| Record excerpts |
[Start of Attachment]

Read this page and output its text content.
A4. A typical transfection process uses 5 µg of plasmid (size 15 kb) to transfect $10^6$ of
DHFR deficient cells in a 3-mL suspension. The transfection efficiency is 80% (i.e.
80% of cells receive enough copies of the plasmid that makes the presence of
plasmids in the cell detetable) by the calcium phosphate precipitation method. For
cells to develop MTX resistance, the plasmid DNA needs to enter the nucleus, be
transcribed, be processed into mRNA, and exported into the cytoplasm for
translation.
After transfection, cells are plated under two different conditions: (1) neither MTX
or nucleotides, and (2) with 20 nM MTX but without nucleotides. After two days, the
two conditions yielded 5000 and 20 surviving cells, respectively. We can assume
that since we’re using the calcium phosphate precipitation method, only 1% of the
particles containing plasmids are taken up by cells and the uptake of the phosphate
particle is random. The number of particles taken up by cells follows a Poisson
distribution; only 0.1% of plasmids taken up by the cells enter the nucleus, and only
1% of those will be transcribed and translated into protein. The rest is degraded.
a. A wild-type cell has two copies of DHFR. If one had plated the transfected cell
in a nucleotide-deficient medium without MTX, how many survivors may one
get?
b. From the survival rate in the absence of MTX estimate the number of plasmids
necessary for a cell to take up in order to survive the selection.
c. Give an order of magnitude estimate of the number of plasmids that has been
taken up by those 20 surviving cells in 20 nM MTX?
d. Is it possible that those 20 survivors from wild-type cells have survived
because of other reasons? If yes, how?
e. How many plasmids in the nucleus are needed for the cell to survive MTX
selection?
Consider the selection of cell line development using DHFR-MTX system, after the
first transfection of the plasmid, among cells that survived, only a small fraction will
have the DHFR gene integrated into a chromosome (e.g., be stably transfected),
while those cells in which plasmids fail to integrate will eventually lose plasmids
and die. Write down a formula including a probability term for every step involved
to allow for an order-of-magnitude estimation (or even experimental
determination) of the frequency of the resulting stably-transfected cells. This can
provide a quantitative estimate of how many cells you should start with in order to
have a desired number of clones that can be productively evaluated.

[End of Attachment]

| Directions |
Please transcribe the records in full, keeping every word as it is.

| Answer section |
Read this page and output its text content.
A4. A typical transfection process uses 5 µg of plasmid (size 15 kb) to transfect $10^6$ of
DHFR deficient cells in a 3-mL suspension. The transfection efficiency is 80% (i.e.
80% of cells receive enough copies of the plasmid that makes the presence of
plasmids in the cell detetable) by the calcium phosphate precipitation method. For
cells to develop MTX resistance, the plasmid DNA needs to enter the nucleus, be
transcribed, be processed into mRNA, and exported into the cytoplasm for
translation.
After transfection, cells are plated under two different conditions: (1) neither MTX
or nucleotides, and (2) with 20 nM MTX but without nucleotides. After two days, the
two conditions yielded 5000 and 20 surviving cells, respectively. We can assume
that since we’re using the calcium phosphate precipitation method, only 1% of the
particles containing plasmids are taken up by cells and the uptake of the phosphate
particle is random. The number of particles taken up by cells follows a Poisson
distribution; only 0.1% of plasmids taken up by the cells enter the nucleus, and only
1% of those will be transcribed and translated into protein. The rest is degraded.
a. A wild-type cell has two copies of DHFR. If one had plated the transfected cell
in a nucleotide-deficient medium without MTX, how many survivors may one
get?
b. From the survival rate in the absence of MTX estimate the number of plasmids
necessary for a cell to take up in order to survive the selection.
c. Give an order of magnitude estimate of the number of plasmids that has been
taken up by those 20 surviving cells in 20 nM MTX?
d. Is it possible that those 20 survivors from wild-type cells have survived
because of other reasons? If yes, how?
e. How many plasmids in the nucleus are needed for the cell to survive MTX
selection?
Consider the selection of cell line development using DHFR-MTX system, after the
first transfection of the plasmid, among cells that survived, only a small fraction will
have the DHFR gene integrated into a chromosome (e.g., be stably transfected),
while those cells in which plasmids fail to integrate will eventually lose plasmids
and die. Write down a formula including a probability term for every step involved
to allow for an order-of-magnitude estimation (or even experimental
determination) of the frequency of the resulting stably-transfected cells. This can
provide a quantitative estimate of how many cells you should start with in order to
have a desired number of clones that can be productively evaluated.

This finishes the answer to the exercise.